Count how many lines hold the word "roboczy" and give that number as the whole answer.

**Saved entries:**
┌────────

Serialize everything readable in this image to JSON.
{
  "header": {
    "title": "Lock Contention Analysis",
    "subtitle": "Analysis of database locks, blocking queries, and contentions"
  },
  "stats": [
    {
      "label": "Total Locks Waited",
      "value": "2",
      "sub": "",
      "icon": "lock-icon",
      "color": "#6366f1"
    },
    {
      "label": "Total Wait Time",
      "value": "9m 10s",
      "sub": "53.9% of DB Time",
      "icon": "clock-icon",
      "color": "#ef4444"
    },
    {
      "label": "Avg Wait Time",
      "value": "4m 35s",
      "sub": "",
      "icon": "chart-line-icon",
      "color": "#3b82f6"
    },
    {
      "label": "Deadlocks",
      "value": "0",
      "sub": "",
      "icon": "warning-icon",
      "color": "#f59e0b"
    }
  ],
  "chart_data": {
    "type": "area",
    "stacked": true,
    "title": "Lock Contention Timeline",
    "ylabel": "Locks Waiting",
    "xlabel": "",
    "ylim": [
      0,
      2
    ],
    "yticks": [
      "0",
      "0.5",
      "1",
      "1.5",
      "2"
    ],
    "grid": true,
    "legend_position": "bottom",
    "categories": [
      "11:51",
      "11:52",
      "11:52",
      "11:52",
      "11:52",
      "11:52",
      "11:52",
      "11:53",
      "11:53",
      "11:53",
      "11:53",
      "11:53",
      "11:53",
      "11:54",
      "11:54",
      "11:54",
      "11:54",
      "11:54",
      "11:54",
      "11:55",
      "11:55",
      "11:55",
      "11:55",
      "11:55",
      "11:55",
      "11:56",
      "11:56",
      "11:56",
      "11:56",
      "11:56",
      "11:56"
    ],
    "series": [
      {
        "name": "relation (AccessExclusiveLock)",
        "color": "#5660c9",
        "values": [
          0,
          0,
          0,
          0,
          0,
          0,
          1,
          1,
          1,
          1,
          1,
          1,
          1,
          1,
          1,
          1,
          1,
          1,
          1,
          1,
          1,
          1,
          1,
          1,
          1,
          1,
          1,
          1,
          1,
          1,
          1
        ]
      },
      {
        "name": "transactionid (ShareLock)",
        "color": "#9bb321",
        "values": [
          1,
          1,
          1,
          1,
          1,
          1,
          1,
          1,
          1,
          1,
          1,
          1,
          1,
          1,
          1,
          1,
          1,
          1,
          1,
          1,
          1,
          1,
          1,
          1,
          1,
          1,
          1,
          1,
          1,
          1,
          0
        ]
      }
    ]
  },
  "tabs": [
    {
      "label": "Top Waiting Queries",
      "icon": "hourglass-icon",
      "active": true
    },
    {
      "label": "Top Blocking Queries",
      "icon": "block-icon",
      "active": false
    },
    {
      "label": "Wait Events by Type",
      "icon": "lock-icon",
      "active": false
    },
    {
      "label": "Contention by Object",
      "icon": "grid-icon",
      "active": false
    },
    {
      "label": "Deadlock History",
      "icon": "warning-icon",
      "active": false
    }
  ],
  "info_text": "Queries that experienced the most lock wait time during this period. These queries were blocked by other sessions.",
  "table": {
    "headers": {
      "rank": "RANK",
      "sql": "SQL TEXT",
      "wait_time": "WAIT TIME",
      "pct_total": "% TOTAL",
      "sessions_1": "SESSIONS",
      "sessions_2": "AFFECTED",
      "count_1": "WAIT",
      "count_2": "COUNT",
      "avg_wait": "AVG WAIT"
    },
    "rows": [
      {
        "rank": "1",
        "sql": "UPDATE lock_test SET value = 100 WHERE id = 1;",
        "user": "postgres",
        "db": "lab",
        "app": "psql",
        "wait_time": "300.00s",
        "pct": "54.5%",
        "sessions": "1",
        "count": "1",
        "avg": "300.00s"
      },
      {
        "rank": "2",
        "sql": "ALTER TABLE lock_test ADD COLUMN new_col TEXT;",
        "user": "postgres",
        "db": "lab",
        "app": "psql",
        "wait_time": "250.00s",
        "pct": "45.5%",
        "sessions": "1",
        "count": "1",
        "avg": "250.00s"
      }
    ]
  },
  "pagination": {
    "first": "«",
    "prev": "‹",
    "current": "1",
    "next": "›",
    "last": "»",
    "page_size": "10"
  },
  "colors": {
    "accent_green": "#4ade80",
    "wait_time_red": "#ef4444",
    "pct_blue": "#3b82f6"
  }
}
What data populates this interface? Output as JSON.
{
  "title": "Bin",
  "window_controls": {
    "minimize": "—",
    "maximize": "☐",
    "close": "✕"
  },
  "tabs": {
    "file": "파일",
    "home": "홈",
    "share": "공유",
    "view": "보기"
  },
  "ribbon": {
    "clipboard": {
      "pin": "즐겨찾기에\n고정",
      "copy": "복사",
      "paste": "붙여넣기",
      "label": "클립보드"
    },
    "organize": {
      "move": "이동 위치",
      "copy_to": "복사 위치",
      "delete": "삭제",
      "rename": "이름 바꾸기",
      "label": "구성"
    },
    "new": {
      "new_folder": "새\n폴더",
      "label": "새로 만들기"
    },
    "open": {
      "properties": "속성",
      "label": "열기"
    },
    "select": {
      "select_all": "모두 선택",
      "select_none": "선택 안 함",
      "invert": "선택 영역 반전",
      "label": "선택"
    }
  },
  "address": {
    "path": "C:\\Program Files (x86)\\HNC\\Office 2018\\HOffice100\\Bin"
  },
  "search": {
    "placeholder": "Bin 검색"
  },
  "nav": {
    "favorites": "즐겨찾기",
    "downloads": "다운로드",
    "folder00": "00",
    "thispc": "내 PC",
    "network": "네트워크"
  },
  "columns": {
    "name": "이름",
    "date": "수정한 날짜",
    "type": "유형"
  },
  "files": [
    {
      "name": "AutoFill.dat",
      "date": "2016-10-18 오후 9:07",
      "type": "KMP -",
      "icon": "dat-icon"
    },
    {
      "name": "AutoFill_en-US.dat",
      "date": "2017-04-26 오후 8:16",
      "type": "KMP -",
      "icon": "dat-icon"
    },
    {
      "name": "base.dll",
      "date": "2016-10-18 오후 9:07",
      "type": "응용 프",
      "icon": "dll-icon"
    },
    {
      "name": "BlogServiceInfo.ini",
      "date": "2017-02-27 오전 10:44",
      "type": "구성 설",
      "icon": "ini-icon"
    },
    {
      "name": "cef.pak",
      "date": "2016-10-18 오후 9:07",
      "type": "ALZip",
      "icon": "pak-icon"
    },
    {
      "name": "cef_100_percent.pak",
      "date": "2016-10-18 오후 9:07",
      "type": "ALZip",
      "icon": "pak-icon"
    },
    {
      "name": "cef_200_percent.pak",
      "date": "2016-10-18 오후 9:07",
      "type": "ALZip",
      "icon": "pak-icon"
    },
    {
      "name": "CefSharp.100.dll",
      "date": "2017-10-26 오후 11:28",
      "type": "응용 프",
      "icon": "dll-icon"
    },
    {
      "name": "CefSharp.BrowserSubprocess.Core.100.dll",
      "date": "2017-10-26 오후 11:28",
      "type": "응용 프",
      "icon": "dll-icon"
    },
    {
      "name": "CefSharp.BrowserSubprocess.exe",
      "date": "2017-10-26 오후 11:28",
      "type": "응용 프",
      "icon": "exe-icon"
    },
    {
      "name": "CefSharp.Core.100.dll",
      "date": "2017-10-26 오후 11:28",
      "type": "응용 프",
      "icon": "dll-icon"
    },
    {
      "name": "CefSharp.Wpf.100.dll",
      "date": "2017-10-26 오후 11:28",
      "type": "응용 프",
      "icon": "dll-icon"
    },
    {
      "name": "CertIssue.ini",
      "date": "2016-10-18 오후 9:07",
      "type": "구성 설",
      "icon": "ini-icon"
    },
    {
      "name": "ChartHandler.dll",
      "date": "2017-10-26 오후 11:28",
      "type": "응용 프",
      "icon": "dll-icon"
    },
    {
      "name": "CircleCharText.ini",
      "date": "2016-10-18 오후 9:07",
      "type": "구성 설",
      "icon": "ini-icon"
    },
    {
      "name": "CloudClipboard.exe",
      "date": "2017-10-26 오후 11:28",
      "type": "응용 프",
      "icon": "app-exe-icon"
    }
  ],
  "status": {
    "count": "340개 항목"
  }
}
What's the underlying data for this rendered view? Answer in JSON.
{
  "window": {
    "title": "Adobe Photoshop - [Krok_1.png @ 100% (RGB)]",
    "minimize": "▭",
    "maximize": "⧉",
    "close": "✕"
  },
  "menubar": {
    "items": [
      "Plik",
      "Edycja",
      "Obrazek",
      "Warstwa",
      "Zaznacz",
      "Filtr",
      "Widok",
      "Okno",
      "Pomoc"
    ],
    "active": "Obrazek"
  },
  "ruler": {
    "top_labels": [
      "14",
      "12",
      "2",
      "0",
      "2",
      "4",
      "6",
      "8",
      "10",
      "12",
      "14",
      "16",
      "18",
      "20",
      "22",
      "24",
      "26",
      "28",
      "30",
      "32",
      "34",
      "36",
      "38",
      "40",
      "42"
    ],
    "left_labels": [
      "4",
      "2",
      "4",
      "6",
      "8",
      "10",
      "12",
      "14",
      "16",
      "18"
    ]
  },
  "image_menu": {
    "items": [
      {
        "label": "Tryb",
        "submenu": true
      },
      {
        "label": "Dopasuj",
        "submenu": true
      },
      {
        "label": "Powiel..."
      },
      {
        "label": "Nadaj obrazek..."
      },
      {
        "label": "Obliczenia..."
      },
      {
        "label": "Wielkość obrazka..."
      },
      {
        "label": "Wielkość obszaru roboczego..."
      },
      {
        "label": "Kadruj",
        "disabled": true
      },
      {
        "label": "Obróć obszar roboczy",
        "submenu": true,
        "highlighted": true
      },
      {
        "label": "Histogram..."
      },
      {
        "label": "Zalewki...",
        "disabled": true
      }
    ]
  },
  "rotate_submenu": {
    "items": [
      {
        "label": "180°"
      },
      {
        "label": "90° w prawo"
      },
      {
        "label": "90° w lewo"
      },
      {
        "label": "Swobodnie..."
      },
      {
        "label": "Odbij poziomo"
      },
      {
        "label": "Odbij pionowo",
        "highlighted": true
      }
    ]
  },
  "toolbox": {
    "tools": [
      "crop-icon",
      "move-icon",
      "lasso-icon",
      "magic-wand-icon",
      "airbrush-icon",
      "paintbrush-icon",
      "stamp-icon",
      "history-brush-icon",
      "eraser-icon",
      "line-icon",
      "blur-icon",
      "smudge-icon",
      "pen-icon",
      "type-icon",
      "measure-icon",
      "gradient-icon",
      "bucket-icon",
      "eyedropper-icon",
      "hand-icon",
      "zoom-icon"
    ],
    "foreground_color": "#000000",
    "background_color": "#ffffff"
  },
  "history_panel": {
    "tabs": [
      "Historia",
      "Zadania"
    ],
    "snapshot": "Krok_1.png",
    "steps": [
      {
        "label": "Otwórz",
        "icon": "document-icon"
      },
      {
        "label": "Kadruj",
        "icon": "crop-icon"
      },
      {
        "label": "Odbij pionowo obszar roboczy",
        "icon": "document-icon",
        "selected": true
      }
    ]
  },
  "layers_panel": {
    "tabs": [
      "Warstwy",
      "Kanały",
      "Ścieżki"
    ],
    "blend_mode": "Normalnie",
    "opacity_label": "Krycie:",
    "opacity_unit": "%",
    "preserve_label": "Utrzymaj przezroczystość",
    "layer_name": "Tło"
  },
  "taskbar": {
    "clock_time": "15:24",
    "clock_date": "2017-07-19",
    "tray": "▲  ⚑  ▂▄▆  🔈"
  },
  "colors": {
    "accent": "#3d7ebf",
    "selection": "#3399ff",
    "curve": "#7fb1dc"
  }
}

└────────

**Response below:** 2